TASK ITEM A:
Translate this sentence from the excerpt on head and neck cancer markers into Spanish: "All tissue samples were collected prior to chemotherapy and/or radiotherapy."
TASK ITEM B:
Reproduce the excerpt on head and neck cancer markers between "Tissue specimens and" and "from all patients.", inclusive, altering "paraffin-embedded" to "formalin-fixed".

Recently, autophagy has become a major focus in cancer research. Autophagy has been demonstrated to be associated with carcinogenesis and progression in several cancers [16-18] including laryngeal [17] and hypopharyngeal squamous cell carcinoma (SCC) [18]. Autophagy is considered a double-edged sword in cancer progression because a base level of autophagy leads to cell survival, but prolonged activation of autophagy may cause cell death [19,20]. Under hypoxic conditions, HIF-1α has been shown to play a role in autophagy induction. HIF-1α can regulate the expression of autophagy-associated genes (ATG) [19,20]. Beclin-1 is a mammalian ortholog of yeast Atg6/vps 30 and has been mapped to a tumor susceptibility locus ~150 kb centromeric to BRCA1 on human chromosome 17q21 [21]. Beclin-1 is considered a candidate tumor suppressor gene, and its decreased expression or loss can lead to progression [22-26], an unfavorable prognosis, and chemo-radioresistance, [27-29] in multiple human cancers, including laryngeal carcinoma [17,30]. However, there is disagreement on the effect of high beclin-1 expression. Some studies have shown that high beclin-1 expression is associated with a favorable prognosis [31,32], while other studies have shown that high expression is associated with an unfavorable prognosis [33,34]. The reason for this discrepancy may be differences in the intrinsic properties of different tumors [26]. HIF-1α or GLUT-1 is associated with beclin-1 expression in some solid tumors. However, to our knowledge, no studies have evaluated the relationship between HIF-1α, GLUT-1, and beclin-1 in human solid cancers.

In this study, we investigated the expression of HIF-1α, GLUT-1, and beclin-1 in head and neck cancers and analyzed the relationship between these markers and clinicopathologic factors.

Materials and methods

Tissue specimens and patients

In total, 44 paraffin-embedded samples of head and neck cancer specimens (including 12 laryngeal SCC specimens, 17 hypopharyngeal SCC specimens, 15 papillary thyroid carcinomas) and 10 adjacent paracarcinoma tissue specimens (5 laryngeal adjacent paracarcinoma tissues at a distance of 0.5 mm from the tumor, 5 hypopharyngeal paracarcinoma tissues at a distance of 2 cm from the tumor, and 5 normal adjacent thyroid tissues) were collected between November 2013 and November 2014 for immunohistochemical analysis. All tissue samples were collected prior to chemotherapy and/or radiotherapy. All samples were confirmed as SCC by surgery or biopsy. This study was approved by the institutional review board (IRB no. 2017) of The First Affiliated Hospital, College of Medicine, Zhejiang University (Hangzhou, China); informed consent was obtained from all patients.

Demographic data and tumor staging

Data on each patient’s age; smoking history; drinking history; tumor, node, and metastasis (TNM) stage; clinical stage; primary site; degree of differentiation; surgical margins; lymph node metastasis; recurrence; and survival were obtained. Patients were also evaluated with respect to age <60 years and ≥60 years. TNM stage was determined according to the International Union Against Cancer 2002 system (Tis/T1/T2, T3/T4), clinical stage (early: 0/I/II, late: III/IV), and degree of tumor differentiation according to the pathological results (high-medium, moderate, low-medium, and low).

RECORDED INFORMATION:
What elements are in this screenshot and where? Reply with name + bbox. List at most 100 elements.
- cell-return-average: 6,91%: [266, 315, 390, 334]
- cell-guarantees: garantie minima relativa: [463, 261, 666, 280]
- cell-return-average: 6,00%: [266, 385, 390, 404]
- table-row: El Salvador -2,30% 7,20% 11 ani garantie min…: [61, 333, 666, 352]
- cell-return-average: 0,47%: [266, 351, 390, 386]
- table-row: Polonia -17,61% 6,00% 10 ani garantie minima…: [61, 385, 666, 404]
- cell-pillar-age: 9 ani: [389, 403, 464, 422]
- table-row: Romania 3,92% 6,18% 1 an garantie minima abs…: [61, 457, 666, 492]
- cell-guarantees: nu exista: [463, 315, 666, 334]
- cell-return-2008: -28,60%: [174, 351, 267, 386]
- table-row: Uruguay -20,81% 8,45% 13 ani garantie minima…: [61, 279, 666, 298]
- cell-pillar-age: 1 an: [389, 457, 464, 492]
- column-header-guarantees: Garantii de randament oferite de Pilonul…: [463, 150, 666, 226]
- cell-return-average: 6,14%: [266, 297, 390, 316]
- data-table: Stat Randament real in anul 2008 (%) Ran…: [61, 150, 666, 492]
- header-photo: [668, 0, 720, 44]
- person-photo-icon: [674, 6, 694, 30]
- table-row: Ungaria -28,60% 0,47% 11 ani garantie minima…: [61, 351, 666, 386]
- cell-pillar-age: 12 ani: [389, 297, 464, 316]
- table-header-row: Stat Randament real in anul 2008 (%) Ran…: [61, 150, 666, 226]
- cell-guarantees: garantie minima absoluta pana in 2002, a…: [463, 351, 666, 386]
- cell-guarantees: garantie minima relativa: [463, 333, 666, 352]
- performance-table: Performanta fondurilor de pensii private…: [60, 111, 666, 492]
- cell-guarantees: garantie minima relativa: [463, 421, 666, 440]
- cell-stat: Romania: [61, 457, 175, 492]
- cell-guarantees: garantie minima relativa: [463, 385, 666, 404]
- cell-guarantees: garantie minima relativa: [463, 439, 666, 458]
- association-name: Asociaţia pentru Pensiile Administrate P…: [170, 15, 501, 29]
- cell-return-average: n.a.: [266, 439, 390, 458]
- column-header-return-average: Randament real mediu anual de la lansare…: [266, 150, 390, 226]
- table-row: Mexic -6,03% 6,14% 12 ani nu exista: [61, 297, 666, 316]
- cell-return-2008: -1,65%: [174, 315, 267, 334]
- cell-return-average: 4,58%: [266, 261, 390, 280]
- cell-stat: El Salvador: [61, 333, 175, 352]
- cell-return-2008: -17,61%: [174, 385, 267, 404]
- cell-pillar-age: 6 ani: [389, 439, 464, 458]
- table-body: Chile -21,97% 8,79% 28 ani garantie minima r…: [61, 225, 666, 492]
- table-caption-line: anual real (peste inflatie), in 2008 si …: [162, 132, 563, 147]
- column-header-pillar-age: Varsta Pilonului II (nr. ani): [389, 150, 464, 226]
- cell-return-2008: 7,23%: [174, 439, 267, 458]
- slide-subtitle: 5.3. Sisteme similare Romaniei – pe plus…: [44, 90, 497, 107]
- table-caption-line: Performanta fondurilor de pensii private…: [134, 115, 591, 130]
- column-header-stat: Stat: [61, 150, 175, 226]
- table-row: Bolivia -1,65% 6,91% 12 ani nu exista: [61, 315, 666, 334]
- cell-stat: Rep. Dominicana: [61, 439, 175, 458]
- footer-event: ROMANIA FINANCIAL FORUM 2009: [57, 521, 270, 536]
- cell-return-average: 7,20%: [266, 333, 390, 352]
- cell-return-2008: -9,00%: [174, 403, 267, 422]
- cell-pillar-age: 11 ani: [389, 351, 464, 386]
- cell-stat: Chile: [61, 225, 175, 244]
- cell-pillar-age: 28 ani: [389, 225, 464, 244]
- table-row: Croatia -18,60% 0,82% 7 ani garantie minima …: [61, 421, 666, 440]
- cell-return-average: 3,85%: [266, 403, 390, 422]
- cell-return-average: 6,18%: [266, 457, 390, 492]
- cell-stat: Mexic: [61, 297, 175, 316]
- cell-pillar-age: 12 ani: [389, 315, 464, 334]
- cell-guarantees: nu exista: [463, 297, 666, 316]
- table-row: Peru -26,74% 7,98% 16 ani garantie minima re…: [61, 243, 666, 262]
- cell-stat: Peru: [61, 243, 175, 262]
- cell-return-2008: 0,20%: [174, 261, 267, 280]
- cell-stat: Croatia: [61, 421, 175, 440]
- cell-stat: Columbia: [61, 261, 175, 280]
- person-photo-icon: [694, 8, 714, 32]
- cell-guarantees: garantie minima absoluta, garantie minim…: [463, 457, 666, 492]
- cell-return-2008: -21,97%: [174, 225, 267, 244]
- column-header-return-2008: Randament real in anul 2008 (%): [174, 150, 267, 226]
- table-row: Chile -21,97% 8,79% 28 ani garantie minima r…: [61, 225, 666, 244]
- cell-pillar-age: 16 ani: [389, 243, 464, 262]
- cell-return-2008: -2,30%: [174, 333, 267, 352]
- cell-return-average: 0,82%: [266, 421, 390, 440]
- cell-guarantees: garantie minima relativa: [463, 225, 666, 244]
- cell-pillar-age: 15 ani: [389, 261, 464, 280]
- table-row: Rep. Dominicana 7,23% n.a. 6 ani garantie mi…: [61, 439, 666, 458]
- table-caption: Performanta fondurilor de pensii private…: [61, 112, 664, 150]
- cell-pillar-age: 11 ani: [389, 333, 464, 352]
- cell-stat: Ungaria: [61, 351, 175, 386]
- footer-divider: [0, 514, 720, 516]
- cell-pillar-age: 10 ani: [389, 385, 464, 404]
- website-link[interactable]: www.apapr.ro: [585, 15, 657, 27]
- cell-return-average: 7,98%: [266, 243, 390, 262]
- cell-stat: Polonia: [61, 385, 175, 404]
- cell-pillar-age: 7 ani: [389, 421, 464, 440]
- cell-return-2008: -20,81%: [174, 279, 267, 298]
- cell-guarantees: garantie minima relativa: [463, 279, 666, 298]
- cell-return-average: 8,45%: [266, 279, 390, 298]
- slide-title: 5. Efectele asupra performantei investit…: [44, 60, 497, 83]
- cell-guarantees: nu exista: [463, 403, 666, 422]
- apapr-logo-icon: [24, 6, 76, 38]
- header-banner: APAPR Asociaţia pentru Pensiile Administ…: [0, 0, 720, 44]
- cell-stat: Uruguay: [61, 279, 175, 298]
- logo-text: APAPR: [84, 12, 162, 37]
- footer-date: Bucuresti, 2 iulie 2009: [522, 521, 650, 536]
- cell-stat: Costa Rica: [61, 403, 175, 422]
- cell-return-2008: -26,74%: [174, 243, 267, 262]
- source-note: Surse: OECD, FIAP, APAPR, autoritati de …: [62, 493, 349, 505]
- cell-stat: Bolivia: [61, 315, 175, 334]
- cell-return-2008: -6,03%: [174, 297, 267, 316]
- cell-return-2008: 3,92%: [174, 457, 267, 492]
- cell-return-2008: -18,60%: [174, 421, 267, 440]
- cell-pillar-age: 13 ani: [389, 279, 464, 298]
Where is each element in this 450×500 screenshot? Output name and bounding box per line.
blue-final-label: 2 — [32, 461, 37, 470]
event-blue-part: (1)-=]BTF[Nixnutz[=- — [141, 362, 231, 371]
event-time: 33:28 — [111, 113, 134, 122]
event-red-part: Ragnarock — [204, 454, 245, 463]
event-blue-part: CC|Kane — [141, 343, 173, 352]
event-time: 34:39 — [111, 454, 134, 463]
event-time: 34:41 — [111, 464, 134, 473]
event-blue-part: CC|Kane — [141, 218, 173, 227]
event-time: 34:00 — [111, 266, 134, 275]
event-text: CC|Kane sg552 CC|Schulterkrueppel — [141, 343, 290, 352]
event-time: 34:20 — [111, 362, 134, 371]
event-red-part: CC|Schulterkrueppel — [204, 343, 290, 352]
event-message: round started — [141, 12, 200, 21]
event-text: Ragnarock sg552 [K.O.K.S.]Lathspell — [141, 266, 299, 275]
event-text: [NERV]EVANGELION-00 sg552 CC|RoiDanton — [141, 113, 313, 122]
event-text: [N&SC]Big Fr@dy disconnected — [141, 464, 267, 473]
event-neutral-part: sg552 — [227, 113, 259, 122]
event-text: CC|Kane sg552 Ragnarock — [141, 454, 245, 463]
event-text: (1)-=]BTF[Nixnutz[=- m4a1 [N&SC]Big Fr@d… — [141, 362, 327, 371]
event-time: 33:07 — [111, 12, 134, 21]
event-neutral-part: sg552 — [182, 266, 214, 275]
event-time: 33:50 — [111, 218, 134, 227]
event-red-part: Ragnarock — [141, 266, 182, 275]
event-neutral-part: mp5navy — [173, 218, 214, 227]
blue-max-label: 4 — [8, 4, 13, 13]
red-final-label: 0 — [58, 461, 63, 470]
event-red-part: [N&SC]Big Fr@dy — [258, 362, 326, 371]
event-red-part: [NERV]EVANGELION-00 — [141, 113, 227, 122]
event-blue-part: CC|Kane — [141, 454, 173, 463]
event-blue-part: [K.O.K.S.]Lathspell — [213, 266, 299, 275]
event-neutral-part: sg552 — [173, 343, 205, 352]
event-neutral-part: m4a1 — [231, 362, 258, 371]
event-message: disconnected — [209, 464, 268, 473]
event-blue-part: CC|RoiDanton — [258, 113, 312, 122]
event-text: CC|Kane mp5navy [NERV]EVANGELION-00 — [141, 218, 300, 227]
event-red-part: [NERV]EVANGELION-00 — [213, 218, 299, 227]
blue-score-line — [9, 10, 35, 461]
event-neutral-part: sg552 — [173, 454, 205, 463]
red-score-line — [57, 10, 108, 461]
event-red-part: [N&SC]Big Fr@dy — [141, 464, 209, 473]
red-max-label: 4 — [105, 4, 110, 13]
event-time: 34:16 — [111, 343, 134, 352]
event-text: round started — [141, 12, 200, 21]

TASK ANSWER A:
Todas las muestras de tejido se recolectaron antes de la quimioterapia y/o la radioterapia.

TASK ANSWER B:
Tissue specimens and patients

In total, 44 formalin-fixed samples of head and neck cancer specimens (including 12 laryngeal SCC specimens, 17 hypopharyngeal SCC specimens, 15 papillary thyroid carcinomas) and 10 adjacent paracarcinoma tissue specimens (5 laryngeal adjacent paracarcinoma tissues at a distance of 0.5 mm from the tumor, 5 hypopharyngeal paracarcinoma tissues at a distance of 2 cm from the tumor, and 5 normal adjacent thyroid tissues) were collected between November 2013 and November 2014 for immunohistochemical analysis. All tissue samples were collected prior to chemotherapy and/or radiotherapy. All samples were confirmed as SCC by surgery or biopsy. This study was approved by the institutional review board (IRB no. 2017) of The First Affiliated Hospital, College of Medicine, Zhejiang University (Hangzhou, China); informed consent was obtained from all patients.